(Data entries)
▶

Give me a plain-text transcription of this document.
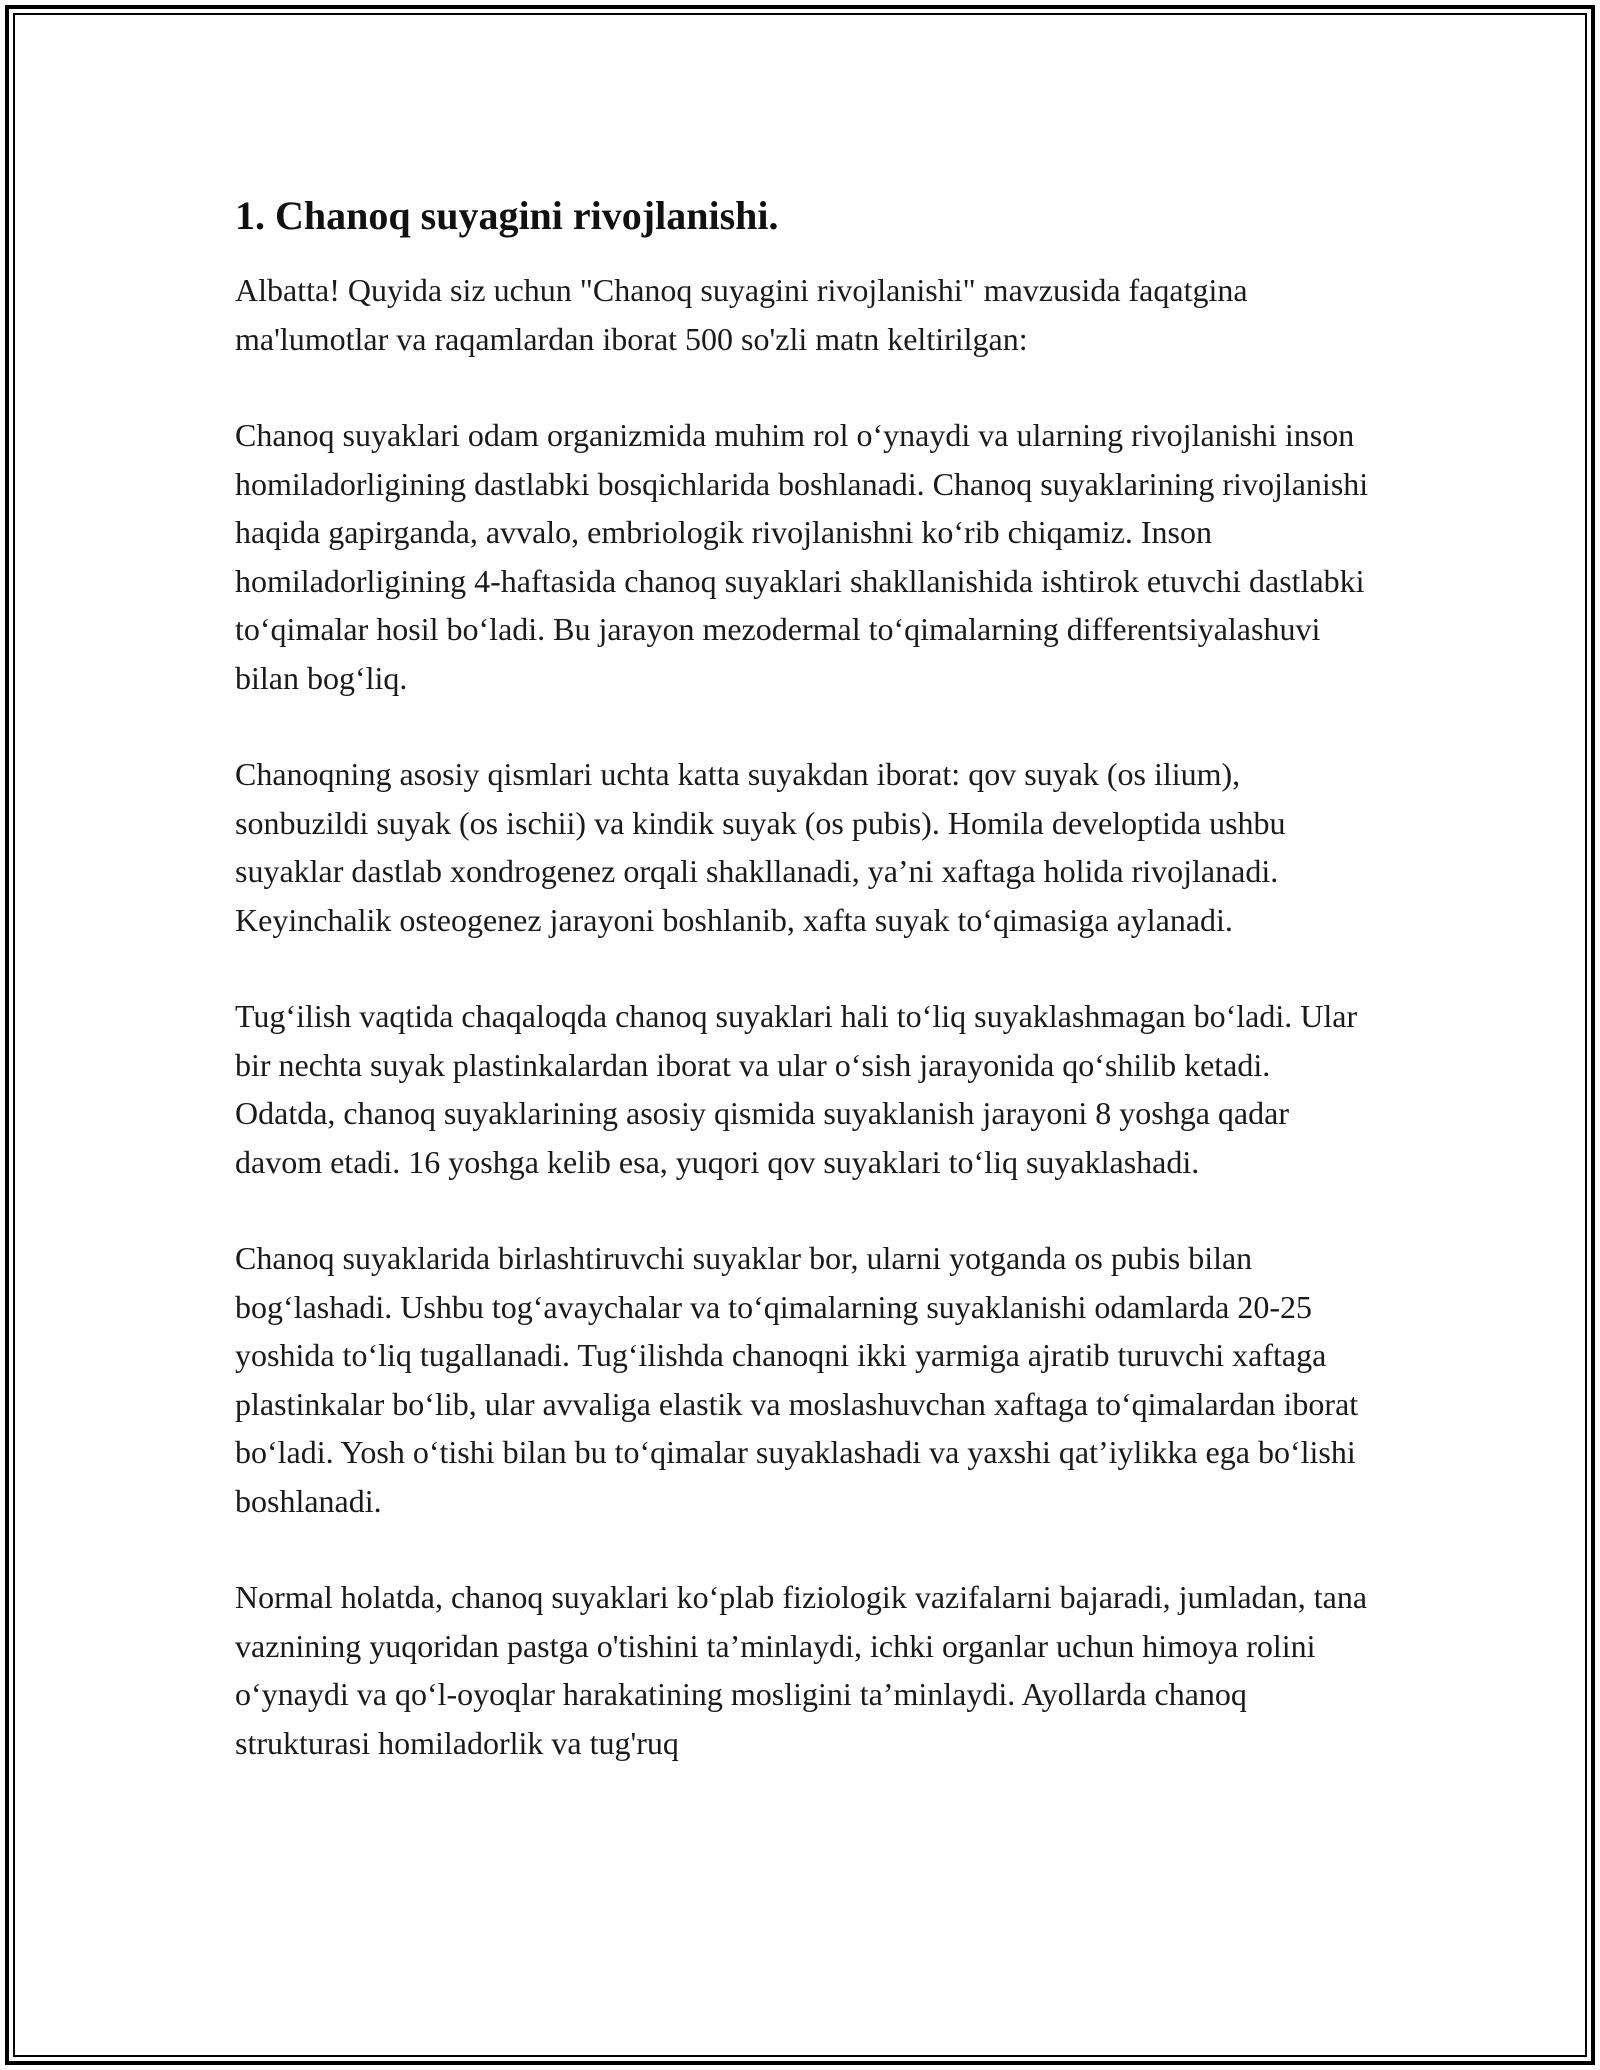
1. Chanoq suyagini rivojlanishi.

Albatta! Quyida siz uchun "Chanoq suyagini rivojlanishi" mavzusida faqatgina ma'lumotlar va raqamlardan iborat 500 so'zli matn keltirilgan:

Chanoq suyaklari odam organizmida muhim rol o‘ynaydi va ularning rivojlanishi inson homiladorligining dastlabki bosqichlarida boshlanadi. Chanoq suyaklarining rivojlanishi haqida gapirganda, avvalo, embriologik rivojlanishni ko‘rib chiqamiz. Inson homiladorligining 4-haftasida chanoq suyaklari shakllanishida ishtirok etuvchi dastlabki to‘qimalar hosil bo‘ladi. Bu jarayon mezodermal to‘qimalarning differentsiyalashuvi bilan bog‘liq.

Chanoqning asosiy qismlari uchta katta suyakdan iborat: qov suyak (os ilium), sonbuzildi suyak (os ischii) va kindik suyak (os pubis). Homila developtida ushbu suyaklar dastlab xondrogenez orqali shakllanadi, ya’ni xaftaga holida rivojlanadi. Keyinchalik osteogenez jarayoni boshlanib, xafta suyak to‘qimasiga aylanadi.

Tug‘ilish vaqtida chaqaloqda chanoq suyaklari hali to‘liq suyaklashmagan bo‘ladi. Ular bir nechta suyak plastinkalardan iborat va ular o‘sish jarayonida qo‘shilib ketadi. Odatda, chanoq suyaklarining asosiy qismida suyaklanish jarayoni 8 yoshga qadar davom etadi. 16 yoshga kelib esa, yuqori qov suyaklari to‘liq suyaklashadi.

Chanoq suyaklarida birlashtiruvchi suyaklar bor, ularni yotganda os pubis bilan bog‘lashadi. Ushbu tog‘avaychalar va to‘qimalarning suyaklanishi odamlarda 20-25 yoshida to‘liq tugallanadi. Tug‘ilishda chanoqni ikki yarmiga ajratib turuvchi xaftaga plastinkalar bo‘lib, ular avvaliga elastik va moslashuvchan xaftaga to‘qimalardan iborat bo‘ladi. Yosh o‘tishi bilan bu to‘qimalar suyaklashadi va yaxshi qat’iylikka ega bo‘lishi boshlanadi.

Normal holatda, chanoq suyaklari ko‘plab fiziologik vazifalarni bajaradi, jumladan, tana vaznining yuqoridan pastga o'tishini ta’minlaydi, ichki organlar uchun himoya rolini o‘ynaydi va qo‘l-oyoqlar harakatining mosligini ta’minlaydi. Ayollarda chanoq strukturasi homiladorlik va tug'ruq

◀
▶

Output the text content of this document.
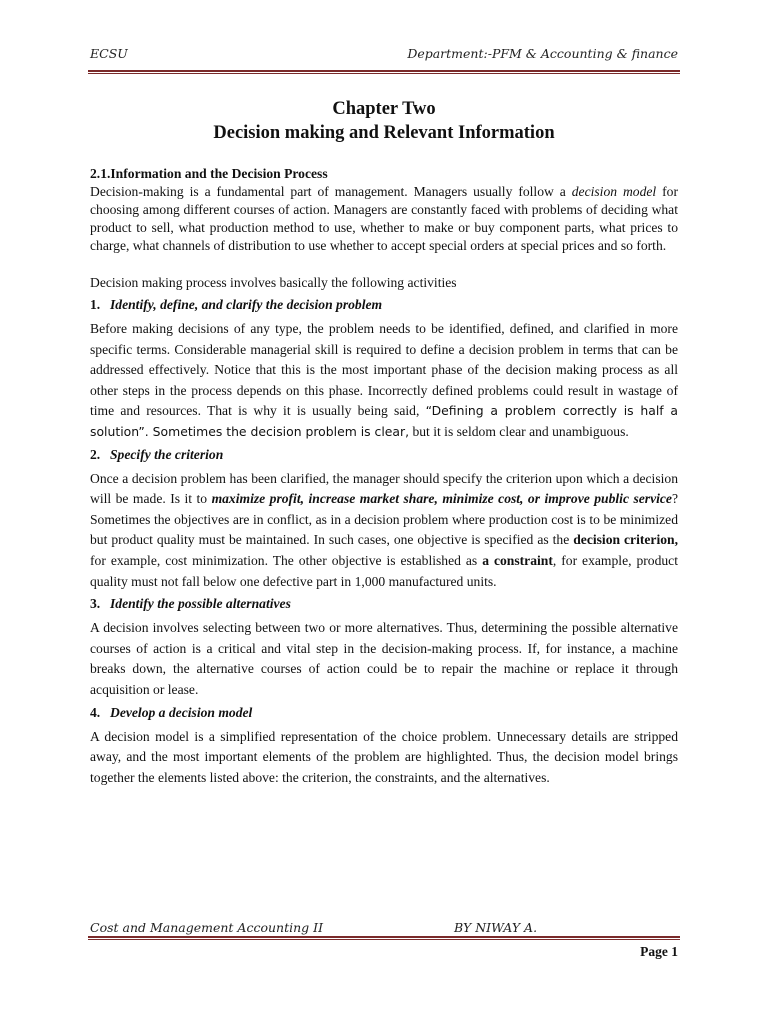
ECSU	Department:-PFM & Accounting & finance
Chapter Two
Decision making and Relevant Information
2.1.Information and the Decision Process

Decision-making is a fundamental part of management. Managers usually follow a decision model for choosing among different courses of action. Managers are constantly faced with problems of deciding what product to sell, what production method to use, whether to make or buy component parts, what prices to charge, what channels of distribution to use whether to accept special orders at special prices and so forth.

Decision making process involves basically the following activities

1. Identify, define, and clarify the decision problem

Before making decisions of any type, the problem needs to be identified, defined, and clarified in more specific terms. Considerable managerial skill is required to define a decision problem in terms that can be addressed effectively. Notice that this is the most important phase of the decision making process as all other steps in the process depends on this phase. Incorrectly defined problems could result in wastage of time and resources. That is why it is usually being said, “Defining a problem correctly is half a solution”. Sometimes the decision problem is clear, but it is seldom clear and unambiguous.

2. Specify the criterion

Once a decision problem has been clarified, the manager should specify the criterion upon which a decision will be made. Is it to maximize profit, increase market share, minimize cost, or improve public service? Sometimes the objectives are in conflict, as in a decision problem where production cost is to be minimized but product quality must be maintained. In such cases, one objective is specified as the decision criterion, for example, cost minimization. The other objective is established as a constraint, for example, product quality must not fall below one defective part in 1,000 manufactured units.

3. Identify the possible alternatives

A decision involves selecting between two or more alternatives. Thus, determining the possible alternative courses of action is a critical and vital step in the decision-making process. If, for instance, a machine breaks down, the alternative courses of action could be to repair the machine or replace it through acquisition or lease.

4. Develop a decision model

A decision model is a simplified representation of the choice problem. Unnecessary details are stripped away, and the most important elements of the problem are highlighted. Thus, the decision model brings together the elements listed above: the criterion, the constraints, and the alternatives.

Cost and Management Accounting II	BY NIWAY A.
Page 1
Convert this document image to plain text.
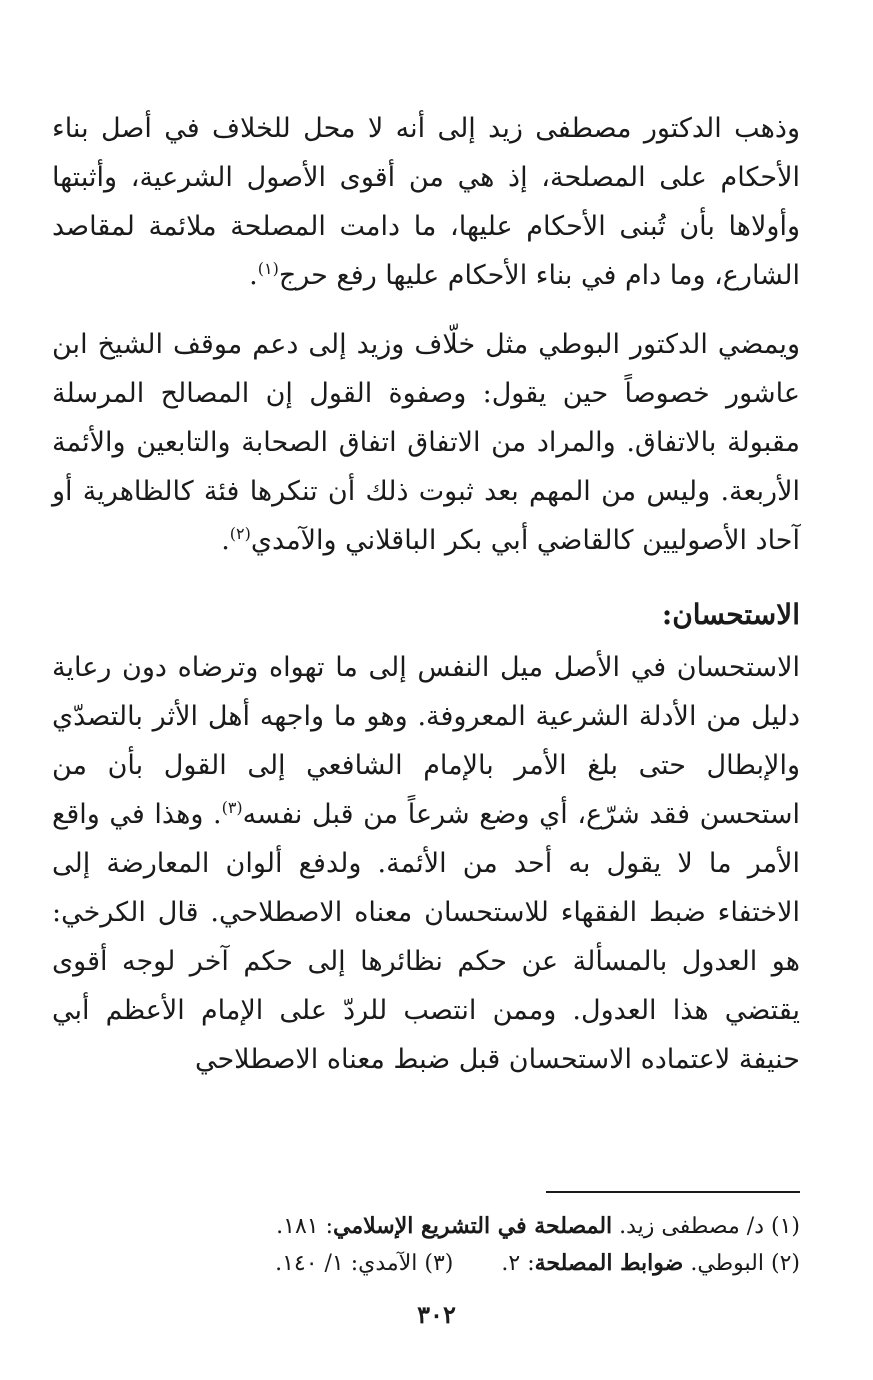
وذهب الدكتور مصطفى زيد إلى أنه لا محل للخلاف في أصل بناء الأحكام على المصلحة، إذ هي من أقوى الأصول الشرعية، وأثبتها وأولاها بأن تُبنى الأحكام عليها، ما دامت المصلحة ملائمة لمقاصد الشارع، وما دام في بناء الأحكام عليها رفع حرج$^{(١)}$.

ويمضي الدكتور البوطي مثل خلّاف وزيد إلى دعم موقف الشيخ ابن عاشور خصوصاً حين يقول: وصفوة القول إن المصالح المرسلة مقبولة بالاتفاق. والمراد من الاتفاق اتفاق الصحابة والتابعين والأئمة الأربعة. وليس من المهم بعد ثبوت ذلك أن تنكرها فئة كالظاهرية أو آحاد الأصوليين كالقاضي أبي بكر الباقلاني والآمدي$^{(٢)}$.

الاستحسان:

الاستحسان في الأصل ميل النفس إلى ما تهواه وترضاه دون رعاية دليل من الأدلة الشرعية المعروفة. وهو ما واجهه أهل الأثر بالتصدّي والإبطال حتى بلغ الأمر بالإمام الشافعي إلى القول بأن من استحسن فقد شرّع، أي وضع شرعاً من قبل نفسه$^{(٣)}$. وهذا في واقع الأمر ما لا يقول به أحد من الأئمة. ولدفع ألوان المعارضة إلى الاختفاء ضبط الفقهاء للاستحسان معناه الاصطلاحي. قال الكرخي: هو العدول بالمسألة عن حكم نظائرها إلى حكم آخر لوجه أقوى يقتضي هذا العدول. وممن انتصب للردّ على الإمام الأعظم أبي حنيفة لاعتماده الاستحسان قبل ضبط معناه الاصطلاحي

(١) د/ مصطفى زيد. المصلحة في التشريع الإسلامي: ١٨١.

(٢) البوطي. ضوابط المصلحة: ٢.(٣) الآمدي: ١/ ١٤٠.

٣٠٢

◀
▶

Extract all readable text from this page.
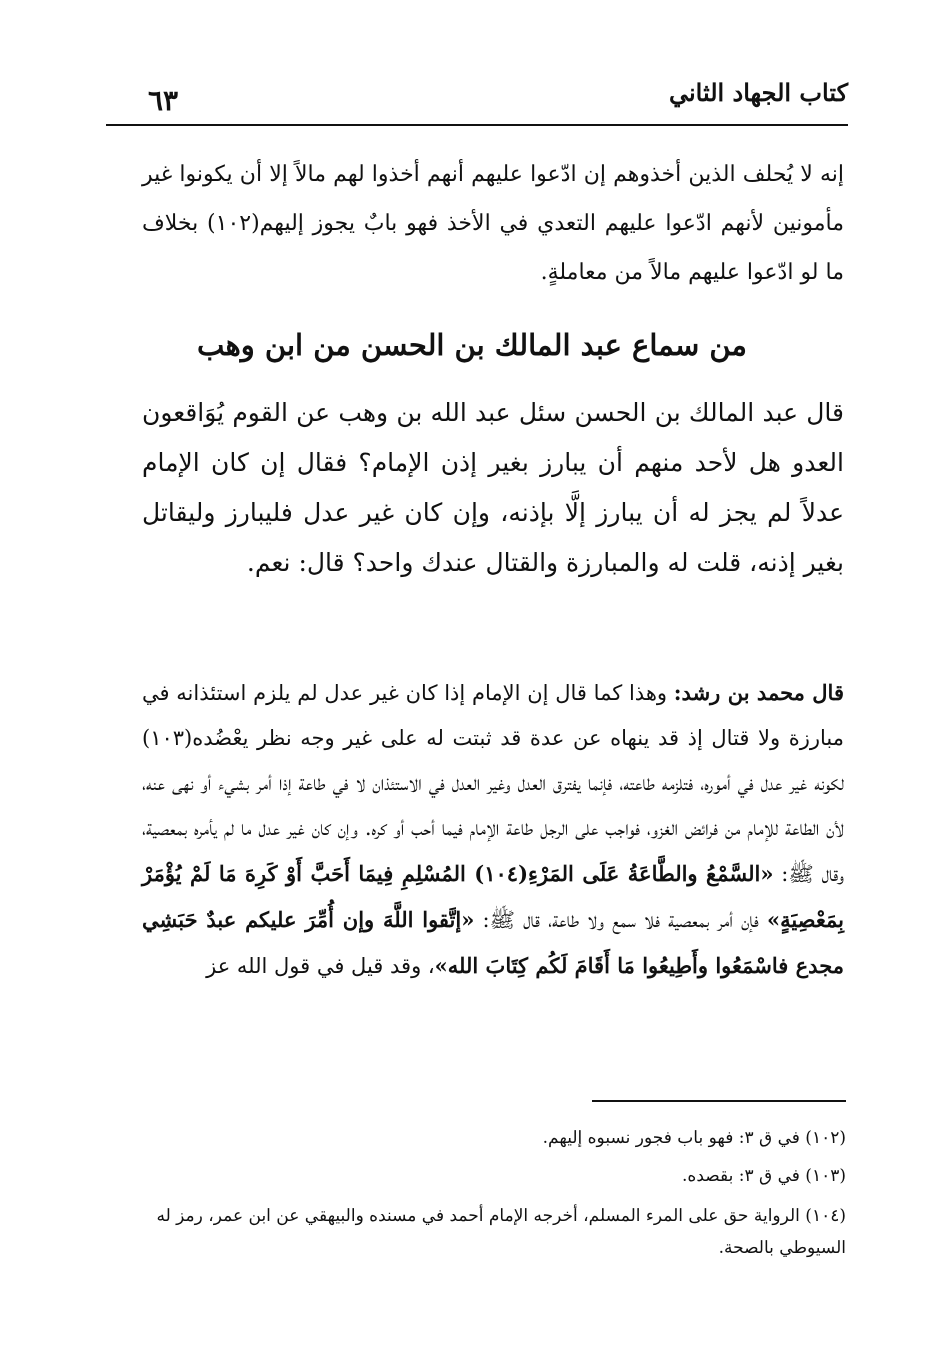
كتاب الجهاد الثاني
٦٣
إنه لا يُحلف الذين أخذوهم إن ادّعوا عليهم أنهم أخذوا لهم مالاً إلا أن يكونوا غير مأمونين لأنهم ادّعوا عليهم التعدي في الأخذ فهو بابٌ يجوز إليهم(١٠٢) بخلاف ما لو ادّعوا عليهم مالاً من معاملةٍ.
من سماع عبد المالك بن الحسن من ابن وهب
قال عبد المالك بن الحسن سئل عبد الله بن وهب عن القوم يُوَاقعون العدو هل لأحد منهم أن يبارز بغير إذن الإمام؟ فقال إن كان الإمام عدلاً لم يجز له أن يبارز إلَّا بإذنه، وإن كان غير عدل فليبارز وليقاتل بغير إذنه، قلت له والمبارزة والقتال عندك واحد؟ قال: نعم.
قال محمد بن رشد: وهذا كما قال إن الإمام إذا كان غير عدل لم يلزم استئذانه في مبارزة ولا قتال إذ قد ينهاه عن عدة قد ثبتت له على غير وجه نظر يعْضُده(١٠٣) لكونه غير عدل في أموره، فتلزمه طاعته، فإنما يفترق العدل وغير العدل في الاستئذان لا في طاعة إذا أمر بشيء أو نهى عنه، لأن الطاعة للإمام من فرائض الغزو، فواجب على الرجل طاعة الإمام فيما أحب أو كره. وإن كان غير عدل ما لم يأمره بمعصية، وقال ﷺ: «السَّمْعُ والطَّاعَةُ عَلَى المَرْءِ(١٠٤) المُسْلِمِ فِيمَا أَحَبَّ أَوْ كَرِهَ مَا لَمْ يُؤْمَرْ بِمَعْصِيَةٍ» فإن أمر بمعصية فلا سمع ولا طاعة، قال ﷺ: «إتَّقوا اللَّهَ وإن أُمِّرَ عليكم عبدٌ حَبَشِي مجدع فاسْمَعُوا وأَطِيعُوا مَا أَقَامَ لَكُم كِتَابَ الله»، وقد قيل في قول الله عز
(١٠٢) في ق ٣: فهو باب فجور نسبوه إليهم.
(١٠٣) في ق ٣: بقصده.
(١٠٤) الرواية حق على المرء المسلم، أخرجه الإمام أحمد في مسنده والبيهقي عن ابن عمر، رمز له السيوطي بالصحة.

◀

→ **Instructions to follow**
Locate the lines above that hold the word "الحسن". Show every one of them.

→ **Exercise response**
من سماع عبد المالك بن الحسن من ابن وهب
قال عبد المالك بن الحسن سئل عبد الله بن وهب عن القوم يُوَاقعون العدو هل لأحد منهم أن يبارز بغير إذن الإمام؟ فقال إن كان الإمام عدلاً لم يجز له أن يبارز إلَّا بإذنه، وإن كان غير عدل فليبارز وليقاتل بغير إذنه، قلت له والمبارزة والقتال عندك واحد؟ قال: نعم.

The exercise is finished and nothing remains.